Repeat all of the records verbatim.

+++++

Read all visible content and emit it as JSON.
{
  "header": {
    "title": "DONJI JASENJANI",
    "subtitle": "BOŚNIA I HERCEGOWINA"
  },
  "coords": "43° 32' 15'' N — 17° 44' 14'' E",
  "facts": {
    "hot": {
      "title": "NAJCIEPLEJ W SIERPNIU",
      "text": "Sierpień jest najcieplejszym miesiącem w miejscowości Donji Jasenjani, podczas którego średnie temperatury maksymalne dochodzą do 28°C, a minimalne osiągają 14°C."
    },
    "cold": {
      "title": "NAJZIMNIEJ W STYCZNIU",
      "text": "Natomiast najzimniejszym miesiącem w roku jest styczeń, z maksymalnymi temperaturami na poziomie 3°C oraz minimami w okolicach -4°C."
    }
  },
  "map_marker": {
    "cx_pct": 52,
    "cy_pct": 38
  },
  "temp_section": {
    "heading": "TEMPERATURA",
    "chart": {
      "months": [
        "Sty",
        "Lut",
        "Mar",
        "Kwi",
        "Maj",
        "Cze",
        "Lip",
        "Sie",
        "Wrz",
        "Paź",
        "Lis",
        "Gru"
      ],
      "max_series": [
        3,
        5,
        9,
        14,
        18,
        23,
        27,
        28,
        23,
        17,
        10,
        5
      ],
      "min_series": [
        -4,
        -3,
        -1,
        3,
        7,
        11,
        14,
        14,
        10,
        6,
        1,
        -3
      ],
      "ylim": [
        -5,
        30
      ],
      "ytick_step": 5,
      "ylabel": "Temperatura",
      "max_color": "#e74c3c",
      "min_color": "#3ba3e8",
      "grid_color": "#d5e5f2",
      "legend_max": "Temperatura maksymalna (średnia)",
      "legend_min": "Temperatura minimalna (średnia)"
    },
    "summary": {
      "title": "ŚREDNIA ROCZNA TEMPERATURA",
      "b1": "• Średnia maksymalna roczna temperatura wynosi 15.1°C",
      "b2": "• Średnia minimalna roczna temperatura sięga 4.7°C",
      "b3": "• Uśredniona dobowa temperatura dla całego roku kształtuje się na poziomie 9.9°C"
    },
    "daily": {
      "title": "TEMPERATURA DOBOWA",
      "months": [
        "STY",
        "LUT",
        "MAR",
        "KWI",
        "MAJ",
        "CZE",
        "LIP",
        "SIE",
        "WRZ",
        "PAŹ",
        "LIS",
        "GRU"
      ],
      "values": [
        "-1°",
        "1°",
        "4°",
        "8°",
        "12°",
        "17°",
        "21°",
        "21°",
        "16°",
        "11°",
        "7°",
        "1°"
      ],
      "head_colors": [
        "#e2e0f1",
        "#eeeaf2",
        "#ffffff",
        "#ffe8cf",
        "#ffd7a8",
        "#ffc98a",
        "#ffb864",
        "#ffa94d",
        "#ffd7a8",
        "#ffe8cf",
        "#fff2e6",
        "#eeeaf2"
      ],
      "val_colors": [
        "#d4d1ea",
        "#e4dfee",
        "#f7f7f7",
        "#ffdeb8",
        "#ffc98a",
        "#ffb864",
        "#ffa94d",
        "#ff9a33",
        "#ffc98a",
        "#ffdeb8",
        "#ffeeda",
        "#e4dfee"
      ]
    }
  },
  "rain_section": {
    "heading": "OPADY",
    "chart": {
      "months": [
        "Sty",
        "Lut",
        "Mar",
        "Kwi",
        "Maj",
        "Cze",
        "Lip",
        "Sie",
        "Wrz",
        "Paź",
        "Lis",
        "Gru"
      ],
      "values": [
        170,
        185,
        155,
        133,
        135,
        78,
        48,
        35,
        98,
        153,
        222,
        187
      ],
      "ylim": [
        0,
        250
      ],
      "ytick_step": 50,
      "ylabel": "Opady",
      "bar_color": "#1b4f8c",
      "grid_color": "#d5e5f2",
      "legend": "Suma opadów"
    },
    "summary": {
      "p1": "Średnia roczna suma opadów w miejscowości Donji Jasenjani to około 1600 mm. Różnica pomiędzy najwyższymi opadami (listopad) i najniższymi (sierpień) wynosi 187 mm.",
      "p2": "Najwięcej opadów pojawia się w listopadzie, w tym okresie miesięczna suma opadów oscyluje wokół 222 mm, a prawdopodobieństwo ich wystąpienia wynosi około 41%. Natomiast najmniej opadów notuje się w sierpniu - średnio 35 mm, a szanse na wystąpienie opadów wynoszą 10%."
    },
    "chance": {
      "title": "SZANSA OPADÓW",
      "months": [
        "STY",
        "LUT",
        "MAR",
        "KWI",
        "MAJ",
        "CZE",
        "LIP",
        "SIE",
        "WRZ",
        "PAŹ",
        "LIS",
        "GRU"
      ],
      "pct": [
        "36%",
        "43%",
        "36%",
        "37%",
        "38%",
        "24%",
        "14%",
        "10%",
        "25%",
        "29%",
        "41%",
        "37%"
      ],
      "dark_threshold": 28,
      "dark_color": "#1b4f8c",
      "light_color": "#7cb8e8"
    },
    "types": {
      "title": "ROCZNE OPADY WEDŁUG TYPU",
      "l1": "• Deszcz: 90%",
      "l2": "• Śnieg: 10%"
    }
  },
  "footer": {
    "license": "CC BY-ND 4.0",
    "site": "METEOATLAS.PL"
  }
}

+++++

→ WRITTEN SOLUTION:
Read all visible content and emit it as JSON.
{
  "header": {
    "title": "DONJI JASENJANI",
    "subtitle": "BOŚNIA I HERCEGOWINA"
  },
  "coords": "43° 32' 15'' N — 17° 44' 14'' E",
  "facts": {
    "hot": {
      "title": "NAJCIEPLEJ W SIERPNIU",
      "text": "Sierpień jest najcieplejszym miesiącem w miejscowości Donji Jasenjani, podczas którego średnie temperatury maksymalne dochodzą do 28°C, a minimalne osiągają 14°C."
    },
    "cold": {
      "title": "NAJZIMNIEJ W STYCZNIU",
      "text": "Natomiast najzimniejszym miesiącem w roku jest styczeń, z maksymalnymi temperaturami na poziomie 3°C oraz minimami w okolicach -4°C."
    }
  },
  "map_marker": {
    "cx_pct": 52,
    "cy_pct": 38
  },
  "temp_section": {
    "heading": "TEMPERATURA",
    "chart": {
      "months": [
        "Sty",
        "Lut",
        "Mar",
        "Kwi",
        "Maj",
        "Cze",
        "Lip",
        "Sie",
        "Wrz",
        "Paź",
        "Lis",
        "Gru"
      ],
      "max_series": [
        3,
        5,
        9,
        14,
        18,
        23,
        27,
        28,
        23,
        17,
        10,
        5
      ],
      "min_series": [
        -4,
        -3,
        -1,
        3,
        7,
        11,
        14,
        14,
        10,
        6,
        1,
        -3
      ],
      "ylim": [
        -5,
        30
      ],
      "ytick_step": 5,
      "ylabel": "Temperatura",
      "max_color": "#e74c3c",
      "min_color": "#3ba3e8",
      "grid_color": "#d5e5f2",
      "legend_max": "Temperatura maksymalna (średnia)",
      "legend_min": "Temperatura minimalna (średnia)"
    },
    "summary": {
      "title": "ŚREDNIA ROCZNA TEMPERATURA",
      "b1": "• Średnia maksymalna roczna temperatura wynosi 15.1°C",
      "b2": "• Średnia minimalna roczna temperatura sięga 4.7°C",
      "b3": "• Uśredniona dobowa temperatura dla całego roku kształtuje się na poziomie 9.9°C"
    },
    "daily": {
      "title": "TEMPERATURA DOBOWA",
      "months": [
        "STY",
        "LUT",
        "MAR",
        "KWI",
        "MAJ",
        "CZE",
        "LIP",
        "SIE",
        "WRZ",
        "PAŹ",
        "LIS",
        "GRU"
      ],
      "values": [
        "-1°",
        "1°",
        "4°",
        "8°",
        "12°",
        "17°",
        "21°",
        "21°",
        "16°",
        "11°",
        "7°",
        "1°"
      ],
      "head_colors": [
        "#e2e0f1",
        "#eeeaf2",
        "#ffffff",
        "#ffe8cf",
        "#ffd7a8",
        "#ffc98a",
        "#ffb864",
        "#ffa94d",
        "#ffd7a8",
        "#ffe8cf",
        "#fff2e6",
        "#eeeaf2"
      ],
      "val_colors": [
        "#d4d1ea",
        "#e4dfee",
        "#f7f7f7",
        "#ffdeb8",
        "#ffc98a",
        "#ffb864",
        "#ffa94d",
        "#ff9a33",
        "#ffc98a",
        "#ffdeb8",
        "#ffeeda",
        "#e4dfee"
      ]
    }
  },
  "rain_section": {
    "heading": "OPADY",
    "chart": {
      "months": [
        "Sty",
        "Lut",
        "Mar",
        "Kwi",
        "Maj",
        "Cze",
        "Lip",
        "Sie",
        "Wrz",
        "Paź",
        "Lis",
        "Gru"
      ],
      "values": [
        170,
        185,
        155,
        133,
        135,
        78,
        48,
        35,
        98,
        153,
        222,
        187
      ],
      "ylim": [
        0,
        250
      ],
      "ytick_step": 50,
      "ylabel": "Opady",
      "bar_color": "#1b4f8c",
      "grid_color": "#d5e5f2",
      "legend": "Suma opadów"
    },
    "summary": {
      "p1": "Średnia roczna suma opadów w miejscowości Donji Jasenjani to około 1600 mm. Różnica pomiędzy najwyższymi opadami (listopad) i najniższymi (sierpień) wynosi 187 mm.",
      "p2": "Najwięcej opadów pojawia się w listopadzie, w tym okresie miesięczna suma opadów oscyluje wokół 222 mm, a prawdopodobieństwo ich wystąpienia wynosi około 41%. Natomiast najmniej opadów notuje się w sierpniu - średnio 35 mm, a szanse na wystąpienie opadów wynoszą 10%."
    },
    "chance": {
      "title": "SZANSA OPADÓW",
      "months": [
        "STY",
        "LUT",
        "MAR",
        "KWI",
        "MAJ",
        "CZE",
        "LIP",
        "SIE",
        "WRZ",
        "PAŹ",
        "LIS",
        "GRU"
      ],
      "pct": [
        "36%",
        "43%",
        "36%",
        "37%",
        "38%",
        "24%",
        "14%",
        "10%",
        "25%",
        "29%",
        "41%",
        "37%"
      ],
      "dark_threshold": 28,
      "dark_color": "#1b4f8c",
      "light_color": "#7cb8e8"
    },
    "types": {
      "title": "ROCZNE OPADY WEDŁUG TYPU",
      "l1": "• Deszcz: 90%",
      "l2": "• Śnieg: 10%"
    }
  },
  "footer": {
    "license": "CC BY-ND 4.0",
    "site": "METEOATLAS.PL"
  }
}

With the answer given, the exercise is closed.